TASK OBJECTIVE
Find each line holding "this" and copy it out.

Stored dataset items
-=-=-=-=-
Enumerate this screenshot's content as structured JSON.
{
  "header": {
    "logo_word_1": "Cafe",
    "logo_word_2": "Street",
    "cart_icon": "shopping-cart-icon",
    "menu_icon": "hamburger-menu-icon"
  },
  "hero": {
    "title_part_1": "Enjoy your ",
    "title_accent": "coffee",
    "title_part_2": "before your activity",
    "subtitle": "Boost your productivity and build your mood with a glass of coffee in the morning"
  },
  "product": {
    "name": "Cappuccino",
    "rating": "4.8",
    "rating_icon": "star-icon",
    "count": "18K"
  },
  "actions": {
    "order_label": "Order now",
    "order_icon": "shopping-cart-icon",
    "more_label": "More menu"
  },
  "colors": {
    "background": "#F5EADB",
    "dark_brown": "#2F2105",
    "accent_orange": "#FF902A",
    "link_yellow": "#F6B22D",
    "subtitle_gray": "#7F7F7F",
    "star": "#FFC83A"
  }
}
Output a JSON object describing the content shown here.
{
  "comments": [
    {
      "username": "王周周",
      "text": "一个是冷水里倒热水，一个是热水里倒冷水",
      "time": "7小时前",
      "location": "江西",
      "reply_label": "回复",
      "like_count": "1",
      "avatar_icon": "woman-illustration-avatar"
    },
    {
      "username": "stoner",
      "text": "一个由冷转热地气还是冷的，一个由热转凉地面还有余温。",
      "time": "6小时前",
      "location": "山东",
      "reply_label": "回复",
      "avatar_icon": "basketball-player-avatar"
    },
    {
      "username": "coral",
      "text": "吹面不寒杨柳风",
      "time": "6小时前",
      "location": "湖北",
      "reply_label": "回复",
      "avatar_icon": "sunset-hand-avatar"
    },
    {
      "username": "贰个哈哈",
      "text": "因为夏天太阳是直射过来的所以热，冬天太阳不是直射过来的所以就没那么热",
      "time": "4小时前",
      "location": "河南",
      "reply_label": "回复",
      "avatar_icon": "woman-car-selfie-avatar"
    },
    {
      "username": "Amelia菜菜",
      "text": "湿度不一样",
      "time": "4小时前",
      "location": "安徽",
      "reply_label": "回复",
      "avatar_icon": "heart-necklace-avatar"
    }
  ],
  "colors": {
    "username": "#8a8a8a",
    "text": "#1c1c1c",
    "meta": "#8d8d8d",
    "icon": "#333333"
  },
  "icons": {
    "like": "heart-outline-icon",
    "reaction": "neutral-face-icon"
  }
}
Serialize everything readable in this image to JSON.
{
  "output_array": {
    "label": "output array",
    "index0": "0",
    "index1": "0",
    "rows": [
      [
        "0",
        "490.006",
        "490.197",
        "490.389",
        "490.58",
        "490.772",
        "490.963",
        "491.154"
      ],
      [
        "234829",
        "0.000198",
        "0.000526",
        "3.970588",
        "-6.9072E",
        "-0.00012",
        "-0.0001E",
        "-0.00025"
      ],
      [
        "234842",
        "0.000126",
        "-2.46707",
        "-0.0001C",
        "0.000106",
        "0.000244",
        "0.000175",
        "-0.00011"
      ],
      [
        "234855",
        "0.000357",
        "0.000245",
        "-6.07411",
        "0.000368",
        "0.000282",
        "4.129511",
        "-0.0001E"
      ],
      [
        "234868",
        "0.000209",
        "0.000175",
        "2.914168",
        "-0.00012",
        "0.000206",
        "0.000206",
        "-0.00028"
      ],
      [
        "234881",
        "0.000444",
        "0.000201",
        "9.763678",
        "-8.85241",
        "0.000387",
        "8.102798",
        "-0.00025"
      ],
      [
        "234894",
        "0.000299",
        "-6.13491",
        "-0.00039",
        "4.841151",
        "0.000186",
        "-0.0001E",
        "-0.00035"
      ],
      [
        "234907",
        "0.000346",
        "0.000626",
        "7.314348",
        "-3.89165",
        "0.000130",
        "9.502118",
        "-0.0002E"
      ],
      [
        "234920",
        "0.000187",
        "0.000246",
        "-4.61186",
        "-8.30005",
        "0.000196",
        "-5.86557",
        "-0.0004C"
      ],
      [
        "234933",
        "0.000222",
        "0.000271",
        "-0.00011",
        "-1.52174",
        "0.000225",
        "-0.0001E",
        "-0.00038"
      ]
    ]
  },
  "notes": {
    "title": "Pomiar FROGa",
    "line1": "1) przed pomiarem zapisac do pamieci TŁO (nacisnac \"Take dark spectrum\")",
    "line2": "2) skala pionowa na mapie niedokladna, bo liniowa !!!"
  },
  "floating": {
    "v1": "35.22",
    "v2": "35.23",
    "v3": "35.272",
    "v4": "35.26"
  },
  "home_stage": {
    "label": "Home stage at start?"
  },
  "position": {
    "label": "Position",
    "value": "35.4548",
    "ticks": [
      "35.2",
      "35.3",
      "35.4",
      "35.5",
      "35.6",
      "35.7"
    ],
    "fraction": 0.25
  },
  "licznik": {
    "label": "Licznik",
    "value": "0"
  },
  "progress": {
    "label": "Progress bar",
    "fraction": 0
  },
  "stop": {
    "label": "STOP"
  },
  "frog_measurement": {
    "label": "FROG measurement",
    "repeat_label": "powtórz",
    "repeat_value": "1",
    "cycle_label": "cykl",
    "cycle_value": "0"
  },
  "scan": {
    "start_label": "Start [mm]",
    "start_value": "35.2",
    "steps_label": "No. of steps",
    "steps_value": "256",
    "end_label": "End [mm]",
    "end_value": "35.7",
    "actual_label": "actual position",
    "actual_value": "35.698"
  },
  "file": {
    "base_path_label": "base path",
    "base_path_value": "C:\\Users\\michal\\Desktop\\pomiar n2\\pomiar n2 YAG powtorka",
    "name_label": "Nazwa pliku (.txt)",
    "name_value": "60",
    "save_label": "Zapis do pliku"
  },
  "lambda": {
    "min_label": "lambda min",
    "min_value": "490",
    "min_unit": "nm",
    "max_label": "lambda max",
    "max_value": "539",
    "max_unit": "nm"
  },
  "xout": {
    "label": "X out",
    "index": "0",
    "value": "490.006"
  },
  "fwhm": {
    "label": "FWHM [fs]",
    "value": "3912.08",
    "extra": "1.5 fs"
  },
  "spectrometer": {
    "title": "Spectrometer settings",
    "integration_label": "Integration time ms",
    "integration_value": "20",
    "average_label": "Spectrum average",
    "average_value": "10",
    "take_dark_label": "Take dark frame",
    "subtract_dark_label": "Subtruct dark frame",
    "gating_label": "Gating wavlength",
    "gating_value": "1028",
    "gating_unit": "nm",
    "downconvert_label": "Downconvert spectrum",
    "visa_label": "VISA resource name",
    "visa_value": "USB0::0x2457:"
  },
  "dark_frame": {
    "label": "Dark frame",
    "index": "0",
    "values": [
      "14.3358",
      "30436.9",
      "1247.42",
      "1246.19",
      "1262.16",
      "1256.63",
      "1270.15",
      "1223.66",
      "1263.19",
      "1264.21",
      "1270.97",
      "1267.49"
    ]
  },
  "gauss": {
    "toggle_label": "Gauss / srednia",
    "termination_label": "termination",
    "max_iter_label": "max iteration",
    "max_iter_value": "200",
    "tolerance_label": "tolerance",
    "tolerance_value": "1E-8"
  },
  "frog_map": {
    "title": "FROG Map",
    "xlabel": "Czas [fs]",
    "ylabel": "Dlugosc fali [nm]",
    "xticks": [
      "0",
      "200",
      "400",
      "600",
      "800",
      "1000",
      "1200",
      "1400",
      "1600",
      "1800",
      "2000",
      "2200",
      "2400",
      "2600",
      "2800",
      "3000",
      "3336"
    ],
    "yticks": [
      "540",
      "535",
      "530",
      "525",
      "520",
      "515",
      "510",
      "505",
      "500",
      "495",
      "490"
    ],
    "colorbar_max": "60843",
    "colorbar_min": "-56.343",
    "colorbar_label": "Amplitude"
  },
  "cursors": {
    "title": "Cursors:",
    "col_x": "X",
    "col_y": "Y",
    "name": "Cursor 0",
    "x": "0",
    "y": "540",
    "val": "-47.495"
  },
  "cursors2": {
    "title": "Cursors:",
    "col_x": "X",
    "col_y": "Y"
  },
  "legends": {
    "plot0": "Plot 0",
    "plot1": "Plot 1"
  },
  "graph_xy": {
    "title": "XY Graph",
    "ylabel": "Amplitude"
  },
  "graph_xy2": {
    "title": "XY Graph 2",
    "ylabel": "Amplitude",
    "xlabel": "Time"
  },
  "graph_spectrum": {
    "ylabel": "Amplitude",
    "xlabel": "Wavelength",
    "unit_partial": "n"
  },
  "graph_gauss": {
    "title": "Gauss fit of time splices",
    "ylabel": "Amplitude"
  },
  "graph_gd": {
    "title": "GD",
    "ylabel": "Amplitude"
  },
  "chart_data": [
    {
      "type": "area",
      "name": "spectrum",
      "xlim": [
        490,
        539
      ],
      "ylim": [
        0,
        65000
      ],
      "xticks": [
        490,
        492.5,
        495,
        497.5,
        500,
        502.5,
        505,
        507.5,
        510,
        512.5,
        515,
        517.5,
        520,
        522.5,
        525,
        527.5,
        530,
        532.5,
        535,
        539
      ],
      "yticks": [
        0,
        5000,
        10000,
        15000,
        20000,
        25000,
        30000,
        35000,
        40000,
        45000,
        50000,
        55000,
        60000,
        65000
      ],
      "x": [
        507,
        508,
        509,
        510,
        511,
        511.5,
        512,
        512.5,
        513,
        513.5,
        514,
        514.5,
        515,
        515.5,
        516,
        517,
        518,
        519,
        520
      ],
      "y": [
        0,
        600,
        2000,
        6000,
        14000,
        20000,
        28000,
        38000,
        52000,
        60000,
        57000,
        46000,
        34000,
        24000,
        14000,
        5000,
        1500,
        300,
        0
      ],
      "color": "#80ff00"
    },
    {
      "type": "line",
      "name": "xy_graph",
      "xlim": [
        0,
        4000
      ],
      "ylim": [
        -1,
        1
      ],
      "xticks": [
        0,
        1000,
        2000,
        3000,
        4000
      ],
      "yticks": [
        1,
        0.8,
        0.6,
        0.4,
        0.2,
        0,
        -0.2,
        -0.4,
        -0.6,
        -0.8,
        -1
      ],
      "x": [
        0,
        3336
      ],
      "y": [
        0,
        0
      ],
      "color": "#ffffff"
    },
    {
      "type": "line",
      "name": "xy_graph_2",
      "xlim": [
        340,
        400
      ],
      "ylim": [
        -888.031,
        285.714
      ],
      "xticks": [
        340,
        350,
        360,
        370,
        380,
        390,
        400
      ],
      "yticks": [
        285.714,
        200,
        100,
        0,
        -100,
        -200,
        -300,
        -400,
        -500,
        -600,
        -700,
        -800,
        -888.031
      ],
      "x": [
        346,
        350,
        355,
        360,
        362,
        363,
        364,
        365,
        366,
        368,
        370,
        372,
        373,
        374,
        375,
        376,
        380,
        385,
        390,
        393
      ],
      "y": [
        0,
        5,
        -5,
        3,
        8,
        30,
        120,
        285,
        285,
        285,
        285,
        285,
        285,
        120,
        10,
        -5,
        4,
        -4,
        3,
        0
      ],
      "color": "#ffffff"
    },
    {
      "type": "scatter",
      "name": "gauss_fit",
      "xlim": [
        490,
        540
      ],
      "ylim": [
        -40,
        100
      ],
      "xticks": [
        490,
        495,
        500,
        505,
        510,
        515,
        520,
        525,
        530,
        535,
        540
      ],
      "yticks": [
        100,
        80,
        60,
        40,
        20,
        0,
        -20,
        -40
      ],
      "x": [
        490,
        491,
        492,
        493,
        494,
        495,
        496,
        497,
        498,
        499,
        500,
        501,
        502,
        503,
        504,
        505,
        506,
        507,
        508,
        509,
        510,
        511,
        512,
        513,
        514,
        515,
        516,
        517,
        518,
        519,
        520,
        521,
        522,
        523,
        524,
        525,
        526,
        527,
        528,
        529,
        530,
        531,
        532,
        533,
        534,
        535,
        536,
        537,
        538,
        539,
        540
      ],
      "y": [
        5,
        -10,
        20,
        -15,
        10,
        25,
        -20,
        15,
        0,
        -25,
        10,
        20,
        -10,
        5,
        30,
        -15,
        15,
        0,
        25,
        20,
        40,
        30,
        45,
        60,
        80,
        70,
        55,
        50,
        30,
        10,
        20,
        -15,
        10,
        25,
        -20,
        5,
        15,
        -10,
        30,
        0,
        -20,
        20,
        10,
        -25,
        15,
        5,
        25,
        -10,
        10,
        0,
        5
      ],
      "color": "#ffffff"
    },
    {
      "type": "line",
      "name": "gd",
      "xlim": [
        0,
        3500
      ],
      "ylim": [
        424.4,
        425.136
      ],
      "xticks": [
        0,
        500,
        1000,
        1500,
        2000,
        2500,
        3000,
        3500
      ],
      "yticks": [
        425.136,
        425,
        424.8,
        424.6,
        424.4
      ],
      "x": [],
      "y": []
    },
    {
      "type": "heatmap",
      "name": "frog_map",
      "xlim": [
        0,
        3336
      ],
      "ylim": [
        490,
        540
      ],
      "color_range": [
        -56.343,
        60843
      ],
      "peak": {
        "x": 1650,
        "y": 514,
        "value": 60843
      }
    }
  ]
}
-=-=-=-=-
EXERCISE OUTPUT
Enumerate this screenshot's content as structured JSON.
Serialize everything readable in this image to JSON.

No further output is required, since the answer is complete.